- PROBLEM STATEMENT -
Gather the lines that hold the string "value".
::: DATA EXCERPTS
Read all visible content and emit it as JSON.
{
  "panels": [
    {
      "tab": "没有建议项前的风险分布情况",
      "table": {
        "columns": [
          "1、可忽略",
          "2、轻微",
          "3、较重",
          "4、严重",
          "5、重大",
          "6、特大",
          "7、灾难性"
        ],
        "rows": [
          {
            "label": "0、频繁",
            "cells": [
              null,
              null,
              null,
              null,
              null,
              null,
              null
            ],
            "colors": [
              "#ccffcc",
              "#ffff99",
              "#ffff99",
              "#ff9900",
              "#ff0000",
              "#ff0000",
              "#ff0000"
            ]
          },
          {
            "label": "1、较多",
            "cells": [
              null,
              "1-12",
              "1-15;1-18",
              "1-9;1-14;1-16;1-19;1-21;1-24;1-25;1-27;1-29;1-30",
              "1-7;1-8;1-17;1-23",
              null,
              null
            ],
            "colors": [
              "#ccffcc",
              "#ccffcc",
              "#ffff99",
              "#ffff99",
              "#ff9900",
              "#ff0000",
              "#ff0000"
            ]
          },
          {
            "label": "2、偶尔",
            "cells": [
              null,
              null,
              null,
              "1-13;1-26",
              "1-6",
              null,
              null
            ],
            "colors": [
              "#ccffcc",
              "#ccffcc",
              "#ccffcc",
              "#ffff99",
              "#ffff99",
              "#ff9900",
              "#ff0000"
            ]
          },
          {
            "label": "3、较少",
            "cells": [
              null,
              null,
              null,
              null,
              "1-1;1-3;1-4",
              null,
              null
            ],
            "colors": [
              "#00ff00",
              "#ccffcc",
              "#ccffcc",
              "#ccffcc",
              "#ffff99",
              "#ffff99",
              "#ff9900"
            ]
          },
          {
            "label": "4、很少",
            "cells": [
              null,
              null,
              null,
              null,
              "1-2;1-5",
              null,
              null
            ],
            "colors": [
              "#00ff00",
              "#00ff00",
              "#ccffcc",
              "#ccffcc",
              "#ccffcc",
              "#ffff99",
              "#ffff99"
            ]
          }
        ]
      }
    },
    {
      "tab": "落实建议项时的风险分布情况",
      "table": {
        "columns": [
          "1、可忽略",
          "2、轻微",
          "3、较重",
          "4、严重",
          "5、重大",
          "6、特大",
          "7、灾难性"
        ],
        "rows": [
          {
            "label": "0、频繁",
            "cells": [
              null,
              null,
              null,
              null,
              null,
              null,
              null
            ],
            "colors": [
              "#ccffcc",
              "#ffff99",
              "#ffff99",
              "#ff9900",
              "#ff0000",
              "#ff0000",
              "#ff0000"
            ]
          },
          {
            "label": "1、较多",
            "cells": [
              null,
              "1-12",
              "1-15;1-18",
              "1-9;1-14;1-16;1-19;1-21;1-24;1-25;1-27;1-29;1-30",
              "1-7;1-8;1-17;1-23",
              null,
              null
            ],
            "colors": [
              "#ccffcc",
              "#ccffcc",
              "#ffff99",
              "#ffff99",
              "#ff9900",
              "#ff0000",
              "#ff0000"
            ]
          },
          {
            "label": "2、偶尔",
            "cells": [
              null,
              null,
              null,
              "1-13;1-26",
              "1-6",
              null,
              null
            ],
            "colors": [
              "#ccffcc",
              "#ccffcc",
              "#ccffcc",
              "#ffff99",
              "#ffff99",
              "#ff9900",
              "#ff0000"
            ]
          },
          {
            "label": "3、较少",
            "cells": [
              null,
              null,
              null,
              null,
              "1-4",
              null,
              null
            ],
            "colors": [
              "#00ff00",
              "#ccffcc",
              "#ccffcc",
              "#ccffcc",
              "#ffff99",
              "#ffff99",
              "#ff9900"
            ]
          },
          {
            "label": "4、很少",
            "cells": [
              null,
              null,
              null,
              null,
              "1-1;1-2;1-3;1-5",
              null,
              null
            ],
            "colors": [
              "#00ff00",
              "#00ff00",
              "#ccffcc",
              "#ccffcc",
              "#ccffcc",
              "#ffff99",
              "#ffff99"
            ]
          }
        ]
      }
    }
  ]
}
::::::
::: DATA EXCERPTS
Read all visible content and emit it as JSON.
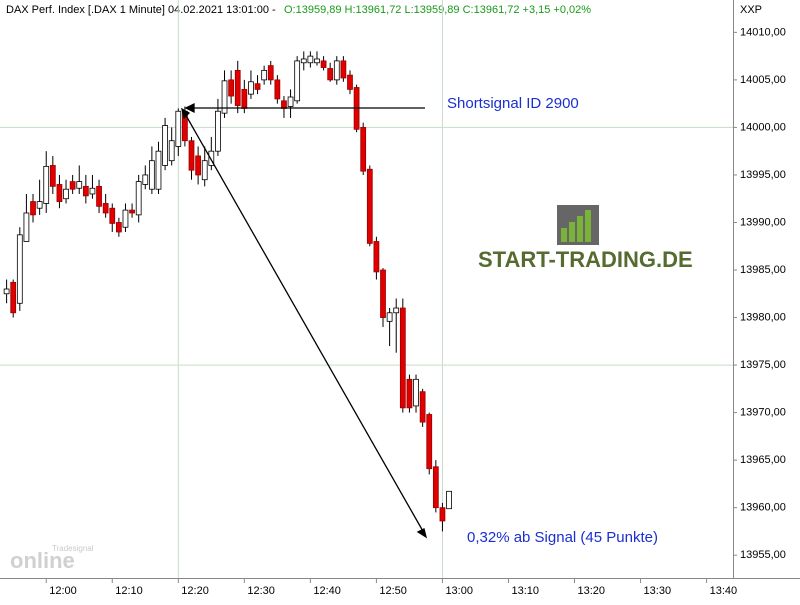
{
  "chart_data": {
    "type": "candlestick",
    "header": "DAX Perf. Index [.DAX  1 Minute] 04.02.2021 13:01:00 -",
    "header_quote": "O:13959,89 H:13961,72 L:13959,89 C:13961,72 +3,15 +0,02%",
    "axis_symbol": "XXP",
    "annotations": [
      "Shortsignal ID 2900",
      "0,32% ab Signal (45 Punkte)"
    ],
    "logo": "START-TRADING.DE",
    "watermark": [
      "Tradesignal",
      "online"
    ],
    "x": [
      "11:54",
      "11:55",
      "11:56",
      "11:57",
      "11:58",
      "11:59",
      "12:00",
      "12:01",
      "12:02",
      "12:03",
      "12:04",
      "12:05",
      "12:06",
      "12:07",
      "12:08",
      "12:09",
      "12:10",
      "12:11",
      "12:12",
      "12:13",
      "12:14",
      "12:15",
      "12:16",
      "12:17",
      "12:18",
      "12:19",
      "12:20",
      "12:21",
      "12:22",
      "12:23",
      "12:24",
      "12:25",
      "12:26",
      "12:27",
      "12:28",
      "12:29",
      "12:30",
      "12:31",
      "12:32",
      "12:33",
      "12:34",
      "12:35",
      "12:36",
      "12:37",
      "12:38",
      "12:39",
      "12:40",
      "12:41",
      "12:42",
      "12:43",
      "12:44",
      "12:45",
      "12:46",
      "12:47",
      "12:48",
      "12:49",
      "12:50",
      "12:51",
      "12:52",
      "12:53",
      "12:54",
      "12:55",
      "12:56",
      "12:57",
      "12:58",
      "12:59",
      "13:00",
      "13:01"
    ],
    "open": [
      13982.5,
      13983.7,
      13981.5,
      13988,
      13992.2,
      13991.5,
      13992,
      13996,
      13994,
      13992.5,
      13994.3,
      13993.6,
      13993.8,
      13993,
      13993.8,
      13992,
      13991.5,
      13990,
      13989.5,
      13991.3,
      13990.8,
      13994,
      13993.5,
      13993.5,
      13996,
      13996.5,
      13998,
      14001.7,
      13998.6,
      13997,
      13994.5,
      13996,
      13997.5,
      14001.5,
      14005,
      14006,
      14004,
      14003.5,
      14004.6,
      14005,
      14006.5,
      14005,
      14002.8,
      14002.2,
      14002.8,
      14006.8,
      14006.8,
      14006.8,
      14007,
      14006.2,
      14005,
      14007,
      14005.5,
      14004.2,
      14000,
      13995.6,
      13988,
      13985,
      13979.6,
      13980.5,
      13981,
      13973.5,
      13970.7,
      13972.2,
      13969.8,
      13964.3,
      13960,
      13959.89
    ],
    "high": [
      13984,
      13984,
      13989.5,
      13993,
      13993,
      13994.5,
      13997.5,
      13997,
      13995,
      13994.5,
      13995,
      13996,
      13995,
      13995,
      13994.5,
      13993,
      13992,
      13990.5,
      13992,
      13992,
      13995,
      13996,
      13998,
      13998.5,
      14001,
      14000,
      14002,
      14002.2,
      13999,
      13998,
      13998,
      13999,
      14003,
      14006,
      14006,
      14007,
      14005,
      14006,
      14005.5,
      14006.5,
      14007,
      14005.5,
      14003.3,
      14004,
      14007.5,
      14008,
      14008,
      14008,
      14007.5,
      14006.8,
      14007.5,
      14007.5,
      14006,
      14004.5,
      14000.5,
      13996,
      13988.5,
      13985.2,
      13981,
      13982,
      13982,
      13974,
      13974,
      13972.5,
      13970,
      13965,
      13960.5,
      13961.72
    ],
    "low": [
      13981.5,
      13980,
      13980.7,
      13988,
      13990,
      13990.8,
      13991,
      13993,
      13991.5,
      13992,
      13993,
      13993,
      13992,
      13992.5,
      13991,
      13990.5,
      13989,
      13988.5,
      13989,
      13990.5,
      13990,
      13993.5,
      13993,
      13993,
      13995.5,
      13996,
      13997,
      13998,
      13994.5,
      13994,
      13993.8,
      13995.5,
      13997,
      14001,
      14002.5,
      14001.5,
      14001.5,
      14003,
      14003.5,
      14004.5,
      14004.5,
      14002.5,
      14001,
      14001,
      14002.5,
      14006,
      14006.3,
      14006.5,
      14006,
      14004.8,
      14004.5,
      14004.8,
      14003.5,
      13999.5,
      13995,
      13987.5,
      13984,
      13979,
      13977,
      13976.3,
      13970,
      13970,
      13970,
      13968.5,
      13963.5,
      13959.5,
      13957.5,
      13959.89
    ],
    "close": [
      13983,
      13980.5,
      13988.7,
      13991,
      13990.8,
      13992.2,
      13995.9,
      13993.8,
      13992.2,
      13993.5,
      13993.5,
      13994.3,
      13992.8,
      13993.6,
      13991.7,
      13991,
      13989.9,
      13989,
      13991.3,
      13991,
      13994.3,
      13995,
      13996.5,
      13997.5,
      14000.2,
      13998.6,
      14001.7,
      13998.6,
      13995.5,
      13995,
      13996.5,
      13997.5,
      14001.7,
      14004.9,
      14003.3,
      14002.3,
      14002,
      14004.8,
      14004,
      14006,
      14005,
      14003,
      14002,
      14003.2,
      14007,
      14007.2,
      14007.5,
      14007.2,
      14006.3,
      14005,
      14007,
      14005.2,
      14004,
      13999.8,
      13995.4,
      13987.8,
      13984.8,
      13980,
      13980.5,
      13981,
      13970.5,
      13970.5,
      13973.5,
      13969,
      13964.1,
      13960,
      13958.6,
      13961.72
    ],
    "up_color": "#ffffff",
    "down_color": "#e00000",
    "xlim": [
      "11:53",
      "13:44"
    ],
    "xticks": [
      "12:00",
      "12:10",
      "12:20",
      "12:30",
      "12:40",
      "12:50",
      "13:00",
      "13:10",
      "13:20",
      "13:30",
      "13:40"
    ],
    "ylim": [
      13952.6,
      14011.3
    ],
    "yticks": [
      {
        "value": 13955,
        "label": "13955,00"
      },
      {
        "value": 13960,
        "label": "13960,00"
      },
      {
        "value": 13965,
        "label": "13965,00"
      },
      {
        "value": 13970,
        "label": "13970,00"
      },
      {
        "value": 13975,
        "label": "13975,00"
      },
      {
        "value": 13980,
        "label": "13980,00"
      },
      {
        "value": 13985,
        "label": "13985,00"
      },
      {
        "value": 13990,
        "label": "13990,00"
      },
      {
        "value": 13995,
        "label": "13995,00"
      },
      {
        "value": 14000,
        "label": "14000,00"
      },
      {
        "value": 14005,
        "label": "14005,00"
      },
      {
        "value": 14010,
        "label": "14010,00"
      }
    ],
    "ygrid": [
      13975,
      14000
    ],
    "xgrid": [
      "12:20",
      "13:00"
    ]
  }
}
::::::
- RESULT OF THIS TASK -
        "value": 13955,
        "value": 13960,
        "value": 13965,
        "value": 13970,
        "value": 13975,
        "value": 13980,
        "value": 13985,
        "value": 13990,
        "value": 13995,
        "value": 14000,
        "value": 14005,
        "value": 14010,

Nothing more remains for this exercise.